_PROVIDED TEXT_.
============================================================

My Lords, over the past 10 years the Government have delivered a number of radical changes to the pensions system that have transformed the way that people can save and access their pension savings.

Among the changes that we have made, we have removed the default retirement age, facilitating fuller working lives, we have made it easier for people to understand their state pension by introducing the new state pension, and by setting the full level at £155.65 and raising the state pension age we have lifted more pensioners out of means testing and put the state pension on a sustainable footing. We have increased private long-term savings by introducing automatic enrolment, and 6.7 million people have already been automatically enrolled into a workplace pension by 257,000 employers. By 2018, we estimate that 10 million workers will be newly saving or saving more into a workplace pension as a result of this change, generating around £17 billion in additional pension saving by 2020. In the summary of its report on automatic enrolment, published in May of this year, the Work and Pensions Select Committee said that so far, automatic enrolment had been a great success and that it had,

“been declared a success by pension providers, employers, trade unions and Government”.

============================================================

_GIVEN DATA_.
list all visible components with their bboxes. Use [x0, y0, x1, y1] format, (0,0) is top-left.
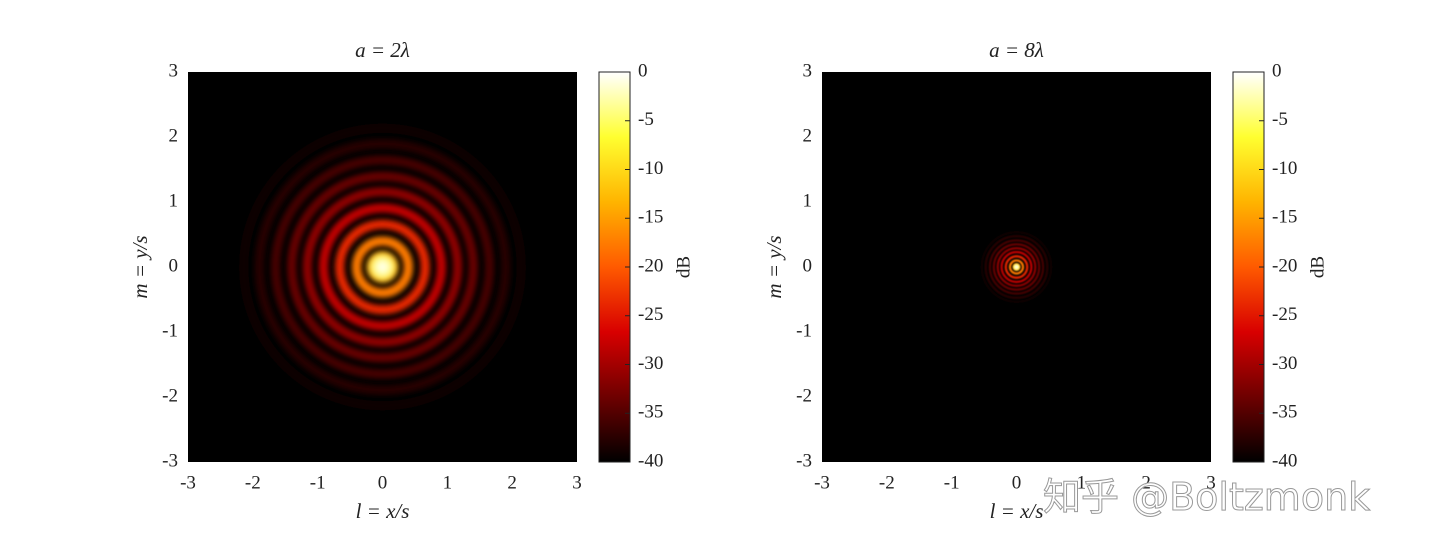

============================================================

_YOUR INSTRUCTIONS_. Quote the statement on pension reforms from above in full, word for word and with nothing left out.

_FINAL RESULT_.
My Lords, over the past 10 years the Government have delivered a number of radical changes to the pensions system that have transformed the way that people can save and access their pension savings.

Among the changes that we have made, we have removed the default retirement age, facilitating fuller working lives, we have made it easier for people to understand their state pension by introducing the new state pension, and by setting the full level at £155.65 and raising the state pension age we have lifted more pensioners out of means testing and put the state pension on a sustainable footing. We have increased private long-term savings by introducing automatic enrolment, and 6.7 million people have already been automatically enrolled into a workplace pension by 257,000 employers. By 2018, we estimate that 10 million workers will be newly saving or saving more into a workplace pension as a result of this change, generating around £17 billion in additional pension saving by 2020. In the summary of its report on automatic enrolment, published in May of this year, the Work and Pensions Select Committee said that so far, automatic enrolment had been a great success and that it had,

“been declared a success by pension providers, employers, trade unions and Government”.